[DATA FOR THE TASK]
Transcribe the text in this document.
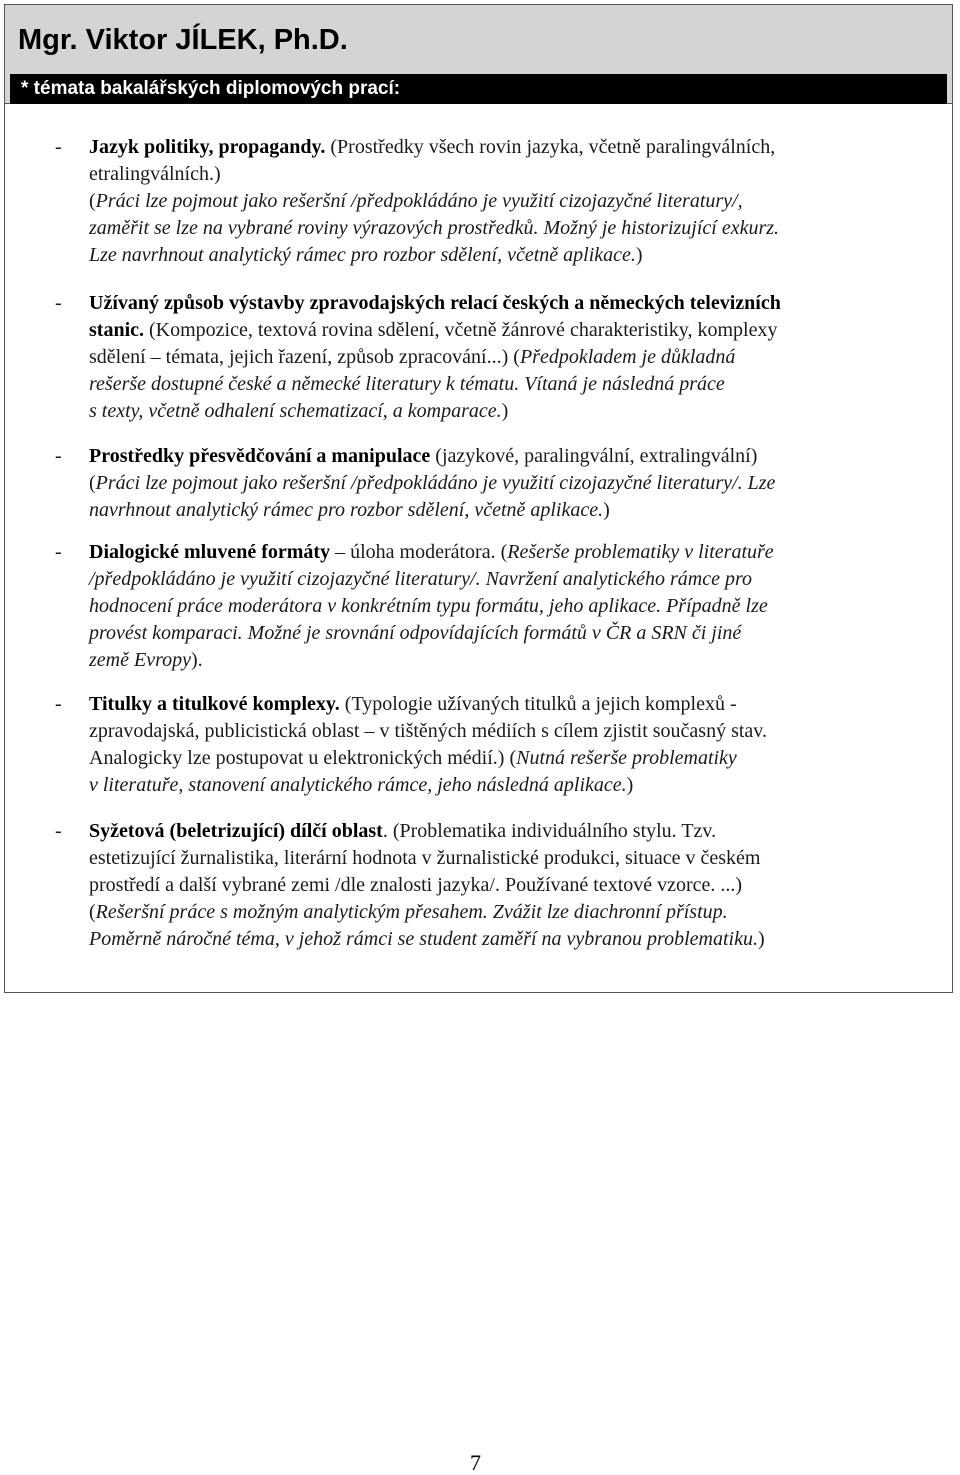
Mgr. Viktor JÍLEK, Ph.D.
* témata bakalářských diplomových prací:
- Jazyk politiky, propagandy. (Prostředky všech rovin jazyka, včetně paralingválních,
etralingválních.)
(Práci lze pojmout jako rešeršní /předpokládáno je využití cizojazyčné literatury/,
zaměřit se lze na vybrané roviny výrazových prostředků. Možný je historizující exkurz.
Lze navrhnout analytický rámec pro rozbor sdělení, včetně aplikace.)
- Užívaný způsob výstavby zpravodajských relací českých a německých televizních
stanic. (Kompozice, textová rovina sdělení, včetně žánrové charakteristiky, komplexy
sdělení – témata, jejich řazení, způsob zpracování...) (Předpokladem je důkladná
rešerše dostupné české a německé literatury k tématu. Vítaná je následná práce
s texty, včetně odhalení schematizací, a komparace.)
- Prostředky přesvědčování a manipulace (jazykové, paralingvální, extralingvální)
(Práci lze pojmout jako rešeršní /předpokládáno je využití cizojazyčné literatury/. Lze
navrhnout analytický rámec pro rozbor sdělení, včetně aplikace.)
- Dialogické mluvené formáty – úloha moderátora. (Rešerše problematiky v literatuře
/předpokládáno je využití cizojazyčné literatury/. Navržení analytického rámce pro
hodnocení práce moderátora v konkrétním typu formátu, jeho aplikace. Případně lze
provést komparaci. Možné je srovnání odpovídajících formátů v ČR a SRN či jiné
země Evropy).
- Titulky a titulkové komplexy. (Typologie užívaných titulků a jejich komplexů -
zpravodajská, publicistická oblast – v tištěných médiích s cílem zjistit současný stav.
Analogicky lze postupovat u elektronických médií.) (Nutná rešerše problematiky
v literatuře, stanovení analytického rámce, jeho následná aplikace.)
- Syžetová (beletrizující) dílčí oblast. (Problematika individuálního stylu. Tzv.
estetizující žurnalistika, literární hodnota v žurnalistické produkci, situace v českém
prostředí a další vybrané zemi /dle znalosti jazyka/. Používané textové vzorce. ...)
(Rešeršní práce s možným analytickým přesahem. Zvážit lze diachronní přístup.
Poměrně náročné téma, v jehož rámci se student zaměří na vybranou problematiku.)
7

[WHAT YOU SHOULD DO] Reply with one number only, the count of lines above that hold the string "pojmout".

[COMPLETE OUTPUT] 2